What is asked: Give, as a bare number, the count of lines that contain the word "который".

--- Exercise material ---

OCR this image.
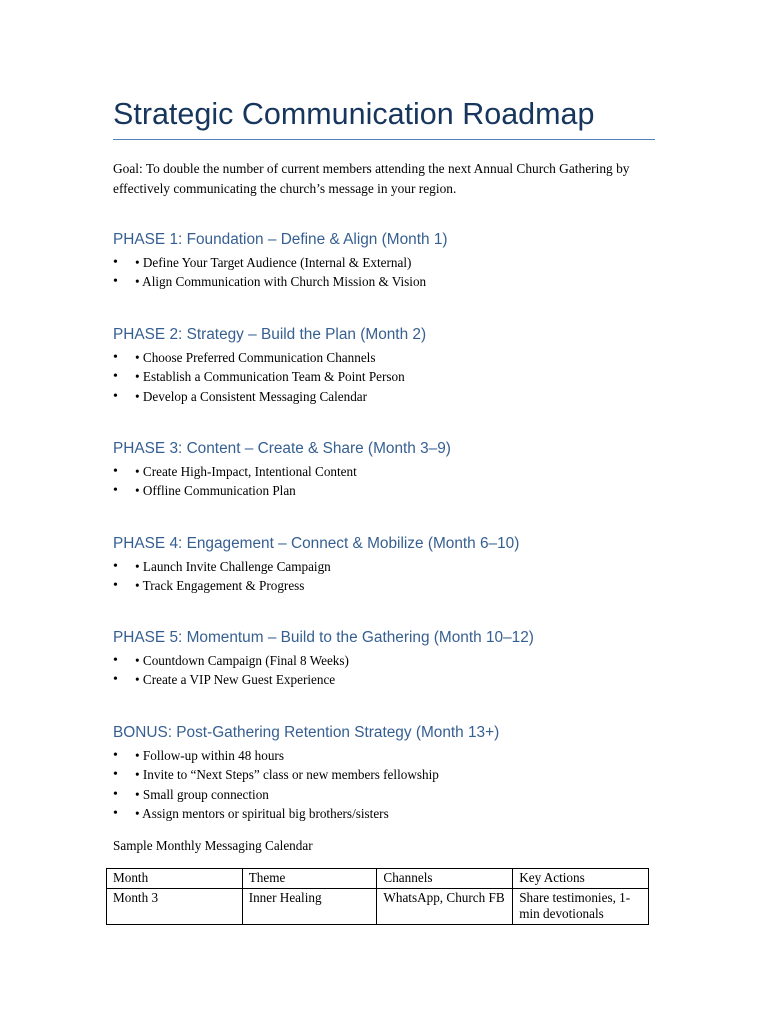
Strategic Communication Roadmap
Goal: To double the number of current members attending the next Annual Church Gathering by effectively communicating the church’s message in your region.
PHASE 1: Foundation – Define & Align (Month 1)
• • Define Your Target Audience (Internal & External)
• • Align Communication with Church Mission & Vision
PHASE 2: Strategy – Build the Plan (Month 2)
• • Choose Preferred Communication Channels
• • Establish a Communication Team & Point Person
• • Develop a Consistent Messaging Calendar
PHASE 3: Content – Create & Share (Month 3–9)
• • Create High-Impact, Intentional Content
• • Offline Communication Plan
PHASE 4: Engagement – Connect & Mobilize (Month 6–10)
• • Launch Invite Challenge Campaign
• • Track Engagement & Progress
PHASE 5: Momentum – Build to the Gathering (Month 10–12)
• • Countdown Campaign (Final 8 Weeks)
• • Create a VIP New Guest Experience
BONUS: Post-Gathering Retention Strategy (Month 13+)
• • Follow-up within 48 hours
• • Invite to “Next Steps” class or new members fellowship
• • Small group connection
• • Assign mentors or spiritual big brothers/sisters
Sample Monthly Messaging Calendar
Month	Theme	Channels	Key Actions
Month 3	Inner Healing	WhatsApp, Church FB	Share testimonies, 1-min devotionals
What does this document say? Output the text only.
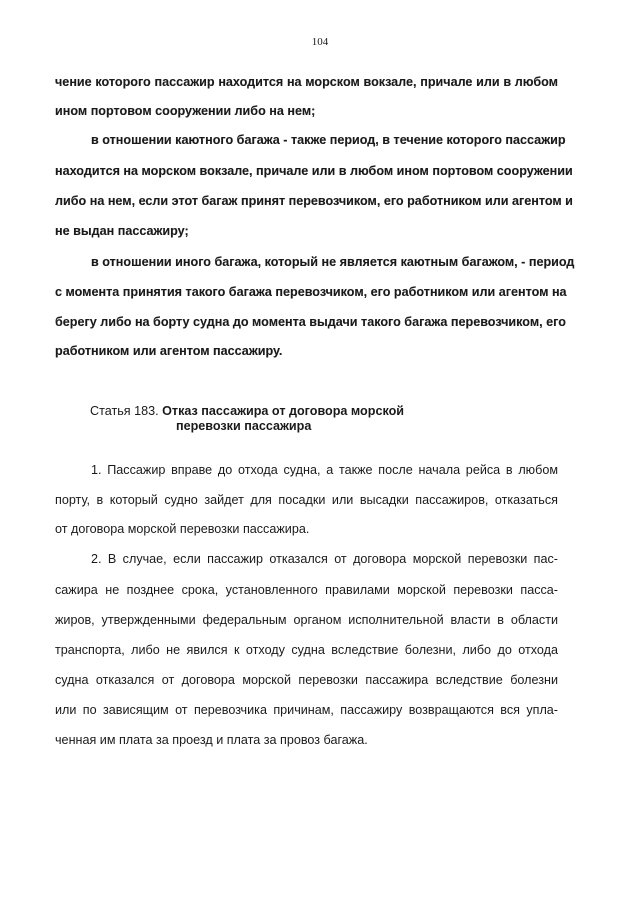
104
чение которого пассажир находится на морском вокзале, причале или в любом
ином портовом сооружении либо на нем;
в отношении каютного багажа - также период, в течение которого пассажир
находится на морском вокзале, причале или в любом ином портовом сооружении
либо на нем, если этот багаж принят перевозчиком, его работником или агентом и
не выдан пассажиру;
в отношении иного багажа, который не является каютным багажом, - период
с момента принятия такого багажа перевозчиком, его работником или агентом на
берегу либо на борту судна до момента выдачи такого багажа перевозчиком, его
работником или агентом пассажиру.
Статья 183. Отказ пассажира от договора морской
перевозки пассажира
1. Пассажир вправе до отхода судна, а также после начала рейса в любом
порту, в который судно зайдет для посадки или высадки пассажиров, отказаться
от договора морской перевозки пассажира.
2. В случае, если пассажир отказался от договора морской перевозки пас-
сажира не позднее срока, установленного правилами морской перевозки пасса-
жиров, утвержденными федеральным органом исполнительной власти в области
транспорта, либо не явился к отходу судна вследствие болезни, либо до отхода
судна отказался от договора морской перевозки пассажира вследствие болезни
или по зависящим от перевозчика причинам, пассажиру возвращаются вся упла-
ченная им плата за проезд и плата за провоз багажа.
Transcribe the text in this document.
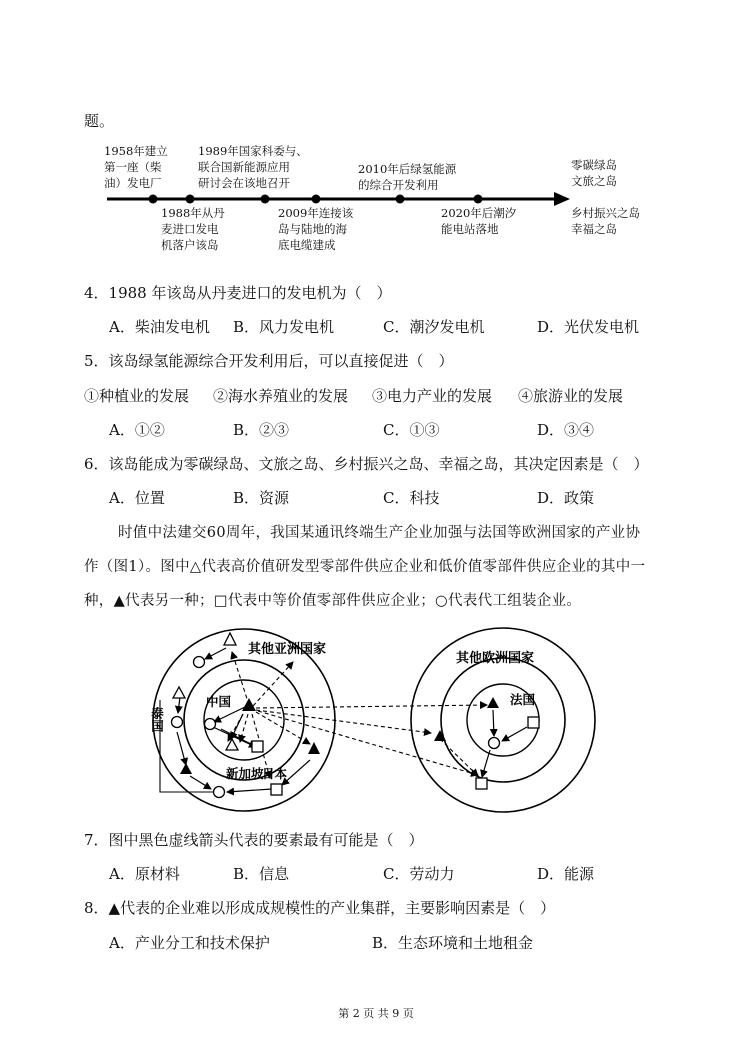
题。
1958年建立
第一座（柴
油）发电厂
1989年国家科委与、
联合国新能源应用
研讨会在该地召开
2010年后绿氢能源
的综合开发利用
零碳绿岛
文旅之岛
1988年从丹
麦进口发电
机落户该岛
2009年连接该
岛与陆地的海
底电缆建成
2020年后潮汐
能电站落地
乡村振兴之岛
幸福之岛
4．1988 年该岛从丹麦进口的发电机为（　）
A．柴油发电机 B．风力发电机	C．潮汐发电机	D．光伏发电机
5．该岛绿氢能源综合开发利用后，可以直接促进（　）
①种植业的发展 ②海水养殖业的发展 ③电力产业的发展 ④旅游业的发展
A．①②	B．②③	C．①③	D．③④
6．该岛能成为零碳绿岛、文旅之岛、乡村振兴之岛、幸福之岛，其决定因素是（　）
A．位置	B．资源	C．科技	D．政策
时值中法建交60周年，我国某通讯终端生产企业加强与法国等欧洲国家的产业协
作（图1）。图中△代表高价值研发型零部件供应企业和低价值零部件供应企业的其中一
种，▲代表另一种；□代表中等价值零部件供应企业；○代表代工组装企业。
其他亚洲国家
其他欧洲国家
中国	法国
新加坡
日本
泰国
7．图中黑色虚线箭头代表的要素最有可能是（　）
A．原材料	B．信息	C．劳动力	D．能源
8．▲代表的企业难以形成成规模性的产业集群，主要影响因素是（　）
A．产业分工和技术保护	B．生态环境和土地租金
第 2 页 共 9 页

---

Answer in full: 2